Take the listing and print it in full, exactly as given.
○ ○ ○
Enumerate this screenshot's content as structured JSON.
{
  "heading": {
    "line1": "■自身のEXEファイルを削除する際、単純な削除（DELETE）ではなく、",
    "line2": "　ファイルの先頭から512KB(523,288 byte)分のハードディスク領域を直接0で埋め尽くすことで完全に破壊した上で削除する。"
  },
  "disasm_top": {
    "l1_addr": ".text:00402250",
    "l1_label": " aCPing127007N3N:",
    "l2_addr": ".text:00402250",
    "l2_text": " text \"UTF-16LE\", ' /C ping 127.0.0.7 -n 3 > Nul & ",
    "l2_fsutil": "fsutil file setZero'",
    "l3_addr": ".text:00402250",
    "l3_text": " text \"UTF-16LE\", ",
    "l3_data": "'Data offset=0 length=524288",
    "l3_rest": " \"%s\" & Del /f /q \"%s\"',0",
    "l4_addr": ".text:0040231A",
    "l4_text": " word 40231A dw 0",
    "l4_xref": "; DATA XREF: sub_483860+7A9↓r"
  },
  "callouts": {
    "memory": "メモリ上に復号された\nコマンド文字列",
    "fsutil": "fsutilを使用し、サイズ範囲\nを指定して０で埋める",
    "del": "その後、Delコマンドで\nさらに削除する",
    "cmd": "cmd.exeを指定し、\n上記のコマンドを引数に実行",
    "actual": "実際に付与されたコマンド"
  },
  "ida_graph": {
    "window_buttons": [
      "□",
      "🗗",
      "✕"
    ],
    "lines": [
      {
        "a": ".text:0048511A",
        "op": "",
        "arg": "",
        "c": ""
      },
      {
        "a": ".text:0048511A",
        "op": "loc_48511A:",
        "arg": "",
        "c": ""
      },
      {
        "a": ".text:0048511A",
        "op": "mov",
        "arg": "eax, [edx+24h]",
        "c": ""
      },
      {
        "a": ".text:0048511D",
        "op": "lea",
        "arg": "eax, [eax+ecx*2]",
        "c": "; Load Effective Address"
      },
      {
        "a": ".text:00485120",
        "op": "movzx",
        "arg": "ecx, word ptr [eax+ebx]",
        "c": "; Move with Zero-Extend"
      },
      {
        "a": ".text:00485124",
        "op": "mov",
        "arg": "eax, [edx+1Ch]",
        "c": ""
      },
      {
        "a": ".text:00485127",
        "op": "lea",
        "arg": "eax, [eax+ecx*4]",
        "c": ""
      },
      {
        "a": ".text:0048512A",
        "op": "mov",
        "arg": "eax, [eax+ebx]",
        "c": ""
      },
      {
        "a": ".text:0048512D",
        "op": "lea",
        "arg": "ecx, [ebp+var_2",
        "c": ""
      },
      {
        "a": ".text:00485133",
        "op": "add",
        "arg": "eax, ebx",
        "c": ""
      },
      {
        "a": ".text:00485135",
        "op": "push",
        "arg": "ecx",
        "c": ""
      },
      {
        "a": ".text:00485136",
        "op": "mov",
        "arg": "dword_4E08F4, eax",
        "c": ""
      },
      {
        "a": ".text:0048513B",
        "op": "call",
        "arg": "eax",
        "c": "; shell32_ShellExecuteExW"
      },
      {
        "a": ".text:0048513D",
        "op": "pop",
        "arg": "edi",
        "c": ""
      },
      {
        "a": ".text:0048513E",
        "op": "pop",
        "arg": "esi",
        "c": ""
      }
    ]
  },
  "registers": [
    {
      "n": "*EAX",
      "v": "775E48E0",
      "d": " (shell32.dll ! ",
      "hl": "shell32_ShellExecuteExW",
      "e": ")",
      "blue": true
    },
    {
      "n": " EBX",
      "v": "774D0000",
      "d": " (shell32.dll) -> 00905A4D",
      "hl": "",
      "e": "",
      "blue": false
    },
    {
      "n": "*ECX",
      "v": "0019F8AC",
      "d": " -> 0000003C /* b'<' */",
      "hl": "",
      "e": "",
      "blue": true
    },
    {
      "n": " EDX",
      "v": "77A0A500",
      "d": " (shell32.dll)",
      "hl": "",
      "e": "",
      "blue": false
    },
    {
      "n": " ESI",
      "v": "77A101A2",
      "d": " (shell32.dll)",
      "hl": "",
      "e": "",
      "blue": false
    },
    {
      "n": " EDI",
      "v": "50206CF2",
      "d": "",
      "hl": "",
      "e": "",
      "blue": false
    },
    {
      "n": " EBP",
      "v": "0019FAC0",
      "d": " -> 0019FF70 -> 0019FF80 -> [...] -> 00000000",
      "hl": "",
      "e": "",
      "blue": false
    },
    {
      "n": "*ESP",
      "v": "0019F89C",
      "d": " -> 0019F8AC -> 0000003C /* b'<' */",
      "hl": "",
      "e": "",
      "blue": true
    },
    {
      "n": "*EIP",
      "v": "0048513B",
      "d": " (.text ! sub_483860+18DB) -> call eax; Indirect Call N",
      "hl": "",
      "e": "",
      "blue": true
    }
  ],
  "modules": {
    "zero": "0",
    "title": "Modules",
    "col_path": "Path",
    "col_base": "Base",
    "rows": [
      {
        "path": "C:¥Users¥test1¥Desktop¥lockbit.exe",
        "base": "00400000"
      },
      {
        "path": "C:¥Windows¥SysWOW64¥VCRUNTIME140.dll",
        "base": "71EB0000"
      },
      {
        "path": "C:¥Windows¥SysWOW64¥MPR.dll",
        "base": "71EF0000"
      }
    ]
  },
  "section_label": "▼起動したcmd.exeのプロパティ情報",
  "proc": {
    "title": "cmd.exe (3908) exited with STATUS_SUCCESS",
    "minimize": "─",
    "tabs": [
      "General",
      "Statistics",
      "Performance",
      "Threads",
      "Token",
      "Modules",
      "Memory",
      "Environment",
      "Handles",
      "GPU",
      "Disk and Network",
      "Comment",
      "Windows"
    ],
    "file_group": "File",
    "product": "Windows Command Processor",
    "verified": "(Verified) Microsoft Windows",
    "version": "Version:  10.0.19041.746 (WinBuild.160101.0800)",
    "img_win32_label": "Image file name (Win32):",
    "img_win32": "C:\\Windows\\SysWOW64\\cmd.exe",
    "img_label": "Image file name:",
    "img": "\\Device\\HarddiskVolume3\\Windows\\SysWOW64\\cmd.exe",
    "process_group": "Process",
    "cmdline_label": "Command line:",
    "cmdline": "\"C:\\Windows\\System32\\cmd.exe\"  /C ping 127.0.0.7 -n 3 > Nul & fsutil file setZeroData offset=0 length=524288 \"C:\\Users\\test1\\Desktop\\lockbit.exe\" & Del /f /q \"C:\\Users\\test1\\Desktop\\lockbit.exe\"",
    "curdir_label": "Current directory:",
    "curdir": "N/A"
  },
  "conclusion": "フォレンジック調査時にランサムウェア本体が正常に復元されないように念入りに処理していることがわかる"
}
○ ○ ○
Result of this task:
Enumerate this screenshot's content as structured JSON.
{
  "heading": {
    "line1": "■自身のEXEファイルを削除する際、単純な削除（DELETE）ではなく、",
    "line2": "　ファイルの先頭から512KB(523,288 byte)分のハードディスク領域を直接0で埋め尽くすことで完全に破壊した上で削除する。"
  },
  "disasm_top": {
    "l1_addr": ".text:00402250",
    "l1_label": " aCPing127007N3N:",
    "l2_addr": ".text:00402250",
    "l2_text": " text \"UTF-16LE\", ' /C ping 127.0.0.7 -n 3 > Nul & ",
    "l2_fsutil": "fsutil file setZero'",
    "l3_addr": ".text:00402250",
    "l3_text": " text \"UTF-16LE\", ",
    "l3_data": "'Data offset=0 length=524288",
    "l3_rest": " \"%s\" & Del /f /q \"%s\"',0",
    "l4_addr": ".text:0040231A",
    "l4_text": " word 40231A dw 0",
    "l4_xref": "; DATA XREF: sub_483860+7A9↓r"
  },
  "callouts": {
    "memory": "メモリ上に復号された\nコマンド文字列",
    "fsutil": "fsutilを使用し、サイズ範囲\nを指定して０で埋める",
    "del": "その後、Delコマンドで\nさらに削除する",
    "cmd": "cmd.exeを指定し、\n上記のコマンドを引数に実行",
    "actual": "実際に付与されたコマンド"
  },
  "ida_graph": {
    "window_buttons": [
      "□",
      "🗗",
      "✕"
    ],
    "lines": [
      {
        "a": ".text:0048511A",
        "op": "",
        "arg": "",
        "c": ""
      },
      {
        "a": ".text:0048511A",
        "op": "loc_48511A:",
        "arg": "",
        "c": ""
      },
      {
        "a": ".text:0048511A",
        "op": "mov",
        "arg": "eax, [edx+24h]",
        "c": ""
      },
      {
        "a": ".text:0048511D",
        "op": "lea",
        "arg": "eax, [eax+ecx*2]",
        "c": "; Load Effective Address"
      },
      {
        "a": ".text:00485120",
        "op": "movzx",
        "arg": "ecx, word ptr [eax+ebx]",
        "c": "; Move with Zero-Extend"
      },
      {
        "a": ".text:00485124",
        "op": "mov",
        "arg": "eax, [edx+1Ch]",
        "c": ""
      },
      {
        "a": ".text:00485127",
        "op": "lea",
        "arg": "eax, [eax+ecx*4]",
        "c": ""
      },
      {
        "a": ".text:0048512A",
        "op": "mov",
        "arg": "eax, [eax+ebx]",
        "c": ""
      },
      {
        "a": ".text:0048512D",
        "op": "lea",
        "arg": "ecx, [ebp+var_2",
        "c": ""
      },
      {
        "a": ".text:00485133",
        "op": "add",
        "arg": "eax, ebx",
        "c": ""
      },
      {
        "a": ".text:00485135",
        "op": "push",
        "arg": "ecx",
        "c": ""
      },
      {
        "a": ".text:00485136",
        "op": "mov",
        "arg": "dword_4E08F4, eax",
        "c": ""
      },
      {
        "a": ".text:0048513B",
        "op": "call",
        "arg": "eax",
        "c": "; shell32_ShellExecuteExW"
      },
      {
        "a": ".text:0048513D",
        "op": "pop",
        "arg": "edi",
        "c": ""
      },
      {
        "a": ".text:0048513E",
        "op": "pop",
        "arg": "esi",
        "c": ""
      }
    ]
  },
  "registers": [
    {
      "n": "*EAX",
      "v": "775E48E0",
      "d": " (shell32.dll ! ",
      "hl": "shell32_ShellExecuteExW",
      "e": ")",
      "blue": true
    },
    {
      "n": " EBX",
      "v": "774D0000",
      "d": " (shell32.dll) -> 00905A4D",
      "hl": "",
      "e": "",
      "blue": false
    },
    {
      "n": "*ECX",
      "v": "0019F8AC",
      "d": " -> 0000003C /* b'<' */",
      "hl": "",
      "e": "",
      "blue": true
    },
    {
      "n": " EDX",
      "v": "77A0A500",
      "d": " (shell32.dll)",
      "hl": "",
      "e": "",
      "blue": false
    },
    {
      "n": " ESI",
      "v": "77A101A2",
      "d": " (shell32.dll)",
      "hl": "",
      "e": "",
      "blue": false
    },
    {
      "n": " EDI",
      "v": "50206CF2",
      "d": "",
      "hl": "",
      "e": "",
      "blue": false
    },
    {
      "n": " EBP",
      "v": "0019FAC0",
      "d": " -> 0019FF70 -> 0019FF80 -> [...] -> 00000000",
      "hl": "",
      "e": "",
      "blue": false
    },
    {
      "n": "*ESP",
      "v": "0019F89C",
      "d": " -> 0019F8AC -> 0000003C /* b'<' */",
      "hl": "",
      "e": "",
      "blue": true
    },
    {
      "n": "*EIP",
      "v": "0048513B",
      "d": " (.text ! sub_483860+18DB) -> call eax; Indirect Call N",
      "hl": "",
      "e": "",
      "blue": true
    }
  ],
  "modules": {
    "zero": "0",
    "title": "Modules",
    "col_path": "Path",
    "col_base": "Base",
    "rows": [
      {
        "path": "C:¥Users¥test1¥Desktop¥lockbit.exe",
        "base": "00400000"
      },
      {
        "path": "C:¥Windows¥SysWOW64¥VCRUNTIME140.dll",
        "base": "71EB0000"
      },
      {
        "path": "C:¥Windows¥SysWOW64¥MPR.dll",
        "base": "71EF0000"
      }
    ]
  },
  "section_label": "▼起動したcmd.exeのプロパティ情報",
  "proc": {
    "title": "cmd.exe (3908) exited with STATUS_SUCCESS",
    "minimize": "─",
    "tabs": [
      "General",
      "Statistics",
      "Performance",
      "Threads",
      "Token",
      "Modules",
      "Memory",
      "Environment",
      "Handles",
      "GPU",
      "Disk and Network",
      "Comment",
      "Windows"
    ],
    "file_group": "File",
    "product": "Windows Command Processor",
    "verified": "(Verified) Microsoft Windows",
    "version": "Version:  10.0.19041.746 (WinBuild.160101.0800)",
    "img_win32_label": "Image file name (Win32):",
    "img_win32": "C:\\Windows\\SysWOW64\\cmd.exe",
    "img_label": "Image file name:",
    "img": "\\Device\\HarddiskVolume3\\Windows\\SysWOW64\\cmd.exe",
    "process_group": "Process",
    "cmdline_label": "Command line:",
    "cmdline": "\"C:\\Windows\\System32\\cmd.exe\"  /C ping 127.0.0.7 -n 3 > Nul & fsutil file setZeroData offset=0 length=524288 \"C:\\Users\\test1\\Desktop\\lockbit.exe\" & Del /f /q \"C:\\Users\\test1\\Desktop\\lockbit.exe\"",
    "curdir_label": "Current directory:",
    "curdir": "N/A"
  },
  "conclusion": "フォレンジック調査時にランサムウェア本体が正常に復元されないように念入りに処理していることがわかる"
}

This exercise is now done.